Stored items:
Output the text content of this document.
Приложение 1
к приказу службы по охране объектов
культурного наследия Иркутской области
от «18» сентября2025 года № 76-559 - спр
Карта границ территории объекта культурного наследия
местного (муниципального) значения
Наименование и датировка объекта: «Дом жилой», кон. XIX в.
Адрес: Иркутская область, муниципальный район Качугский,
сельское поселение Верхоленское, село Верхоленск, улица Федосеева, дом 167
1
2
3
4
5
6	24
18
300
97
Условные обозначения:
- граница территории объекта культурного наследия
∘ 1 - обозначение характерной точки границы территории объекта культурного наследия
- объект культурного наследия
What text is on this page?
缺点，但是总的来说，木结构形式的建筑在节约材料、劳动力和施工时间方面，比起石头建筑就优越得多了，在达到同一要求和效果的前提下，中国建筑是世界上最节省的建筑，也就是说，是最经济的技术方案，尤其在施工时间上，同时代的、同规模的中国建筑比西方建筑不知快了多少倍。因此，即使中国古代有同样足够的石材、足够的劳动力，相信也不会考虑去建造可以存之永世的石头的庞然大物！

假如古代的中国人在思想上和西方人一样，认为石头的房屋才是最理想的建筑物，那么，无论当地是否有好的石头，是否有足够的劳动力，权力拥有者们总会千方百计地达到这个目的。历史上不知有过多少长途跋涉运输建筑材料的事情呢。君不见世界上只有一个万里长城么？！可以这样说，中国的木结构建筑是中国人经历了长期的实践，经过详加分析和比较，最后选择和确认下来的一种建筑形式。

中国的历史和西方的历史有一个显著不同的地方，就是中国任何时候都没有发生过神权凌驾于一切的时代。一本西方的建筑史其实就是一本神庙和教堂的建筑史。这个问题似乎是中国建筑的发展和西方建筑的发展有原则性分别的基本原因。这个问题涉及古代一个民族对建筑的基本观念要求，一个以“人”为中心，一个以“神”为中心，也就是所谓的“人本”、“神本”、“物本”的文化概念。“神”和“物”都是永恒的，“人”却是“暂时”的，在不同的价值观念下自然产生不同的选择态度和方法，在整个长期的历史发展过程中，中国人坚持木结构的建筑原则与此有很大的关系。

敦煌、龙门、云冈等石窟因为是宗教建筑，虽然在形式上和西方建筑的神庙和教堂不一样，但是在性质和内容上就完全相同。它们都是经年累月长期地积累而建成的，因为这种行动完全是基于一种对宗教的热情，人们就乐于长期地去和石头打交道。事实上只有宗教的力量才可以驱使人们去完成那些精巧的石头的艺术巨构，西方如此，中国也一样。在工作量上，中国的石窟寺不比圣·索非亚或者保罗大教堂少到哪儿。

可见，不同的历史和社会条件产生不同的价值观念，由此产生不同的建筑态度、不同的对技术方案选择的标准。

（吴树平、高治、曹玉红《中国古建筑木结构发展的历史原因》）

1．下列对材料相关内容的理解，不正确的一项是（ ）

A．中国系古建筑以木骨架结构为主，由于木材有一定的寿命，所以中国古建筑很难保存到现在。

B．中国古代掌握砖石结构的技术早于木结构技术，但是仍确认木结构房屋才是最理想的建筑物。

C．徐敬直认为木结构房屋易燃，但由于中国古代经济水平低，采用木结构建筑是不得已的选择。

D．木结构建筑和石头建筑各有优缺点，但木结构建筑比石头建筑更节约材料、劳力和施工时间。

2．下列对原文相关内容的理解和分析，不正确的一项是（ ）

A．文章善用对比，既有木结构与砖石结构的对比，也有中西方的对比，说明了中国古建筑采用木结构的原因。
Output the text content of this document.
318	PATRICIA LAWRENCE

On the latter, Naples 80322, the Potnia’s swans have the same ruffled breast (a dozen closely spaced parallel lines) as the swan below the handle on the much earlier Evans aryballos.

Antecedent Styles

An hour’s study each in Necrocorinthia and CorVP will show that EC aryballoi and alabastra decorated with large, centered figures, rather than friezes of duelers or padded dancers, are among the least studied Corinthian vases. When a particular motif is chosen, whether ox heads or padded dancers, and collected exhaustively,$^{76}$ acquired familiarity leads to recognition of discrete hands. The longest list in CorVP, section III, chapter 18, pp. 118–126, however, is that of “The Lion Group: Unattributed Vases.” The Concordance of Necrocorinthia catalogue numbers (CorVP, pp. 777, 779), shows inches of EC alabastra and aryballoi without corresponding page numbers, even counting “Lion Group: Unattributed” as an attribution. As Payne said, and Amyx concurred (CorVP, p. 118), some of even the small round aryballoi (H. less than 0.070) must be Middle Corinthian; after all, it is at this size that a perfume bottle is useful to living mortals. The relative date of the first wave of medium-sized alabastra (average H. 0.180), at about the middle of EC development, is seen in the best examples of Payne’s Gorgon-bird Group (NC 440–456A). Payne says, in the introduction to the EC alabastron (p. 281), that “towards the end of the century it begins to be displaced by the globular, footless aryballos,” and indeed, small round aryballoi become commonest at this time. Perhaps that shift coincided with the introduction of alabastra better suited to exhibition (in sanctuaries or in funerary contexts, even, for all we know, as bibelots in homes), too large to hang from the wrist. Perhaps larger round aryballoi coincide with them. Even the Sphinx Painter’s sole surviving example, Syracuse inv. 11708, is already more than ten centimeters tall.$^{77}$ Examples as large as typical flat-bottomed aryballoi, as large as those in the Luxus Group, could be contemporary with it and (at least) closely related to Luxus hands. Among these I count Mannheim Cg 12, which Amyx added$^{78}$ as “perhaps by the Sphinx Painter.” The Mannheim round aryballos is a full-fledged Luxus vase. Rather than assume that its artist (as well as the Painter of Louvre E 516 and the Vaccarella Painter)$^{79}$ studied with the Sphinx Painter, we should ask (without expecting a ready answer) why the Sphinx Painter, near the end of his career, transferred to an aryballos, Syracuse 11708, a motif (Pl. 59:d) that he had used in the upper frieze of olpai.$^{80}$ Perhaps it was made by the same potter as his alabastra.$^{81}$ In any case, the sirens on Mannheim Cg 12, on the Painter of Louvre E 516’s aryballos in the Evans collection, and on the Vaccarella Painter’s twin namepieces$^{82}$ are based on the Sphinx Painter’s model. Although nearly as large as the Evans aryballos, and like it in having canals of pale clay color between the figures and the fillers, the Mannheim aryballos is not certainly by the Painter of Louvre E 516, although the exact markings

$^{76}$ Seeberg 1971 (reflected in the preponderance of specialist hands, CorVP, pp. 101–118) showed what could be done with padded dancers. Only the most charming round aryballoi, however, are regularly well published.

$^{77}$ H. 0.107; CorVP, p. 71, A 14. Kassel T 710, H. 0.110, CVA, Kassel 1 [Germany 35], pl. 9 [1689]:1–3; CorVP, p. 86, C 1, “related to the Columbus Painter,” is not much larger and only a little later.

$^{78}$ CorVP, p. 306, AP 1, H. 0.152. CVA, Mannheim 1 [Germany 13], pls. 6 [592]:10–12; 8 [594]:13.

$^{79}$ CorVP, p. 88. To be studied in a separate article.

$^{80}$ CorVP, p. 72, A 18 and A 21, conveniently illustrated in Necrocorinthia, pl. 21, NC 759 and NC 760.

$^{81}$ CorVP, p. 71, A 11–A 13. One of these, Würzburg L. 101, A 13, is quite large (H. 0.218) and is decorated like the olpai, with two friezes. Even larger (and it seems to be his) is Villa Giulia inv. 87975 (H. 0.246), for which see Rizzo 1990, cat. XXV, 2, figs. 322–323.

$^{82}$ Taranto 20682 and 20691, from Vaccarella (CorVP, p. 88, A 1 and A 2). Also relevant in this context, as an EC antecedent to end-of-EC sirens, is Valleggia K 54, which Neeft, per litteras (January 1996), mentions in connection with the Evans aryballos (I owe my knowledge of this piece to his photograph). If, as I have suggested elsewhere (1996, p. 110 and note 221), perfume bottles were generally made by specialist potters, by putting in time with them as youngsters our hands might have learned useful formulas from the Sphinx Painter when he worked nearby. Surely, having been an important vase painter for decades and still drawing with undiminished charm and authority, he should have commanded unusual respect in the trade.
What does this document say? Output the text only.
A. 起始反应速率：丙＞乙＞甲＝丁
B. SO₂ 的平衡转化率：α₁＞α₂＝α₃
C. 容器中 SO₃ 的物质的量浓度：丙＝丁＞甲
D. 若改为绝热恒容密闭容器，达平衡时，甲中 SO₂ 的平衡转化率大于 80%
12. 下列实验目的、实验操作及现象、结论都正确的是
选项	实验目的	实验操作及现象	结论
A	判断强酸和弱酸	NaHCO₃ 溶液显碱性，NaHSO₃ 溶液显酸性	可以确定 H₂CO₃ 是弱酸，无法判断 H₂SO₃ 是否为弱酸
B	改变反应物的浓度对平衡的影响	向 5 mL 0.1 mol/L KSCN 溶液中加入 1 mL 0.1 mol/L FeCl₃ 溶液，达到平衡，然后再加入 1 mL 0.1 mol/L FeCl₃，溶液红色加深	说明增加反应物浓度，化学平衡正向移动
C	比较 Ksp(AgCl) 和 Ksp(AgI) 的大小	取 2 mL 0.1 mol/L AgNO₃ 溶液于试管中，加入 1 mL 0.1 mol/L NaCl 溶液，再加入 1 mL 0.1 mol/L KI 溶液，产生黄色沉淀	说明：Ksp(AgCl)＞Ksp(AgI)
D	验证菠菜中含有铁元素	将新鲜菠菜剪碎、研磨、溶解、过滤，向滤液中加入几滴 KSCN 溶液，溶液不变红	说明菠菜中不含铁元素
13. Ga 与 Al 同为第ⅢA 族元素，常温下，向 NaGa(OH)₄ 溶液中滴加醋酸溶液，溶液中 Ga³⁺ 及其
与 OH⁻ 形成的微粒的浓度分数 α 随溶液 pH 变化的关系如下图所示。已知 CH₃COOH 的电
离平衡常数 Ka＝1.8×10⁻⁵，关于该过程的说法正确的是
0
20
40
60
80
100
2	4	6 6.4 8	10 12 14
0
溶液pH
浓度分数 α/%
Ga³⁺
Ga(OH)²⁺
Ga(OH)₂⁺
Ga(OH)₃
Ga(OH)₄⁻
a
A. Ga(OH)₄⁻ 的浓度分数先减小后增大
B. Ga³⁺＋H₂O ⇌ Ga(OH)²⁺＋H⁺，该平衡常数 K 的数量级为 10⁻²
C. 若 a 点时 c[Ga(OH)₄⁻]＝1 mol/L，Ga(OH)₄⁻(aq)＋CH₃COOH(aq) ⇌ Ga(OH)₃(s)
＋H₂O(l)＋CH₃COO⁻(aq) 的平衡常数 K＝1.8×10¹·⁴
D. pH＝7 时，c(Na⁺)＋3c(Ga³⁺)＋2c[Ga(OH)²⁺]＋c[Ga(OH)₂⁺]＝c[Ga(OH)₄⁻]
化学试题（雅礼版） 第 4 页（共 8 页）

◆ What to produce
Read the entries and pick out all lines that include the word "specialist".

◆ Completed exercise
$^{76}$ Seeberg 1971 (reflected in the preponderance of specialist hands, CorVP, pp. 101–118) showed what could be done with padded dancers. Only the most charming round aryballoi, however, are regularly well published.
$^{82}$ Taranto 20682 and 20691, from Vaccarella (CorVP, p. 88, A 1 and A 2). Also relevant in this context, as an EC antecedent to end-of-EC sirens, is Valleggia K 54, which Neeft, per litteras (January 1996), mentions in connection with the Evans aryballos (I owe my knowledge of this piece to his photograph). If, as I have suggested elsewhere (1996, p. 110 and note 221), perfume bottles were generally made by specialist potters, by putting in time with them as youngsters our hands might have learned useful formulas from the Sphinx Painter when he worked nearby. Surely, having been an important vase painter for decades and still drawing with undiminished charm and authority, he should have commanded unusual respect in the trade.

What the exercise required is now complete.